-------- Material provided --------

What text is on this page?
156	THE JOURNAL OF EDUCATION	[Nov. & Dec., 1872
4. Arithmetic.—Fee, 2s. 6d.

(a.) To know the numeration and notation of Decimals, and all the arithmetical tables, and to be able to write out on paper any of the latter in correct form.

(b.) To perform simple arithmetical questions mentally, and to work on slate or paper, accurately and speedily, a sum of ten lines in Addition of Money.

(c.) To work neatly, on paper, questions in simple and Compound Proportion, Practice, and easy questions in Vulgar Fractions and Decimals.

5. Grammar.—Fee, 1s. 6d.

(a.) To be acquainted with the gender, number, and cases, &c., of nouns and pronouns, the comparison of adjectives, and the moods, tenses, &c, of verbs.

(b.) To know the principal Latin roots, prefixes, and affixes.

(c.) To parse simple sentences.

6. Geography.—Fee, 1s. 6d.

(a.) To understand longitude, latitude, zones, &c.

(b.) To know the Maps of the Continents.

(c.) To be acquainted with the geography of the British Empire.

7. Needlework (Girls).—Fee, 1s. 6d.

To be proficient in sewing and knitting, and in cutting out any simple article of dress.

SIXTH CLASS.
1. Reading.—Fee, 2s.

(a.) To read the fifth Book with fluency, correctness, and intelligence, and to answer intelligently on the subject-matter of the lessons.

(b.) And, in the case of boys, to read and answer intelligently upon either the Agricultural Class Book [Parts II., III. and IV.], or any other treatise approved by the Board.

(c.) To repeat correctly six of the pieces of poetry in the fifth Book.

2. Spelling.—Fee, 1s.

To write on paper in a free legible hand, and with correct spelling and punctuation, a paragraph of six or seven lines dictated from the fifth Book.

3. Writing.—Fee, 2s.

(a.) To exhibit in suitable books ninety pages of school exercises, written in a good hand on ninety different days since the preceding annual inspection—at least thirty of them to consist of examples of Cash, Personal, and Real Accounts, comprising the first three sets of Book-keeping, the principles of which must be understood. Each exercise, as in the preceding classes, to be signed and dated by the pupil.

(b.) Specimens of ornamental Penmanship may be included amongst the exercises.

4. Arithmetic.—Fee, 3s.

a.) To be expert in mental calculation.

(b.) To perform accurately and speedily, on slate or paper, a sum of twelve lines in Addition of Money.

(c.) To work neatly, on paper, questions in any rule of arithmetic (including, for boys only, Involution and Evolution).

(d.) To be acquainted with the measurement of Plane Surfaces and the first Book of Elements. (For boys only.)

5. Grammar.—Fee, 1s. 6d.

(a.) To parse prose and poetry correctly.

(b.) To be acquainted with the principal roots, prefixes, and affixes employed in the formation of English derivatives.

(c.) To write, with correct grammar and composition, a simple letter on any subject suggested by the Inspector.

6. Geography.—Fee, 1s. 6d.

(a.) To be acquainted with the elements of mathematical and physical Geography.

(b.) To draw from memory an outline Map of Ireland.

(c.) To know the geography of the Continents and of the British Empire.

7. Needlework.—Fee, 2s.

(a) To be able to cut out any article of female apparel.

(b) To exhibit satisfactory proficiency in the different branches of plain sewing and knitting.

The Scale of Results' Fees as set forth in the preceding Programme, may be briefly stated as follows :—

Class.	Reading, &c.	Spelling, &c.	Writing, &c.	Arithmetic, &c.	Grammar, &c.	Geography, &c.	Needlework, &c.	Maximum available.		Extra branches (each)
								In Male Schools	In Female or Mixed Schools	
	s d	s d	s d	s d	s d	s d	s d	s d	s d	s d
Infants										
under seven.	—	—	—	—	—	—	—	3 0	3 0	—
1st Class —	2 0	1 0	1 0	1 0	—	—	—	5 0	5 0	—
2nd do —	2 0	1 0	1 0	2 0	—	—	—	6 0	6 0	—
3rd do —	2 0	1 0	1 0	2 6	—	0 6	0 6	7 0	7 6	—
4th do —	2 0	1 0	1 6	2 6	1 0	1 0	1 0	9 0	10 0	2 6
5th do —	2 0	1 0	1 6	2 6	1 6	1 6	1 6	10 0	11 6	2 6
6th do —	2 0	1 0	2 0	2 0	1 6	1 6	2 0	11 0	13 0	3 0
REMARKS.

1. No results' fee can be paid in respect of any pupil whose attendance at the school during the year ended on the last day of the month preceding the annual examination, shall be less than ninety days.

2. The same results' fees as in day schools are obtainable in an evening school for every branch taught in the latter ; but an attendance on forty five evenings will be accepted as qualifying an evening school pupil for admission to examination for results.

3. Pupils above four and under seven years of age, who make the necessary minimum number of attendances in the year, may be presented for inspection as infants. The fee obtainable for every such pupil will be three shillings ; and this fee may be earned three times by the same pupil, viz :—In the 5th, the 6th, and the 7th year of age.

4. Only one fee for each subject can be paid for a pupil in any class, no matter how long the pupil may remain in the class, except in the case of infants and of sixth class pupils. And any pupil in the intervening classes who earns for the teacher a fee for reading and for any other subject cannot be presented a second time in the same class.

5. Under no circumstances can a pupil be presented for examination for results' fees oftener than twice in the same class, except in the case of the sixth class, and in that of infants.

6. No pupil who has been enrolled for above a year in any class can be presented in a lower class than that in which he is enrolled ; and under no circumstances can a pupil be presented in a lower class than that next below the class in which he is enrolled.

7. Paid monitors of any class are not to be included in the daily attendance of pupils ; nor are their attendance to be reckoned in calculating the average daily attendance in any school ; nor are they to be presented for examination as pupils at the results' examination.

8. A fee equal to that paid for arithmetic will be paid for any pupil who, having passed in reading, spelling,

--------

- Exercise -
Using the material above, gather every line that includes "know".

- Expected answer -
(a.) To know the numeration and notation of Decimals, and all the arithmetical tables, and to be able to write out on paper any of the latter in correct form.
(b.) To know the principal Latin roots, prefixes, and affixes.
(b.) To know the Maps of the Continents.
(c.) To know the geography of the Continents and of the British Empire.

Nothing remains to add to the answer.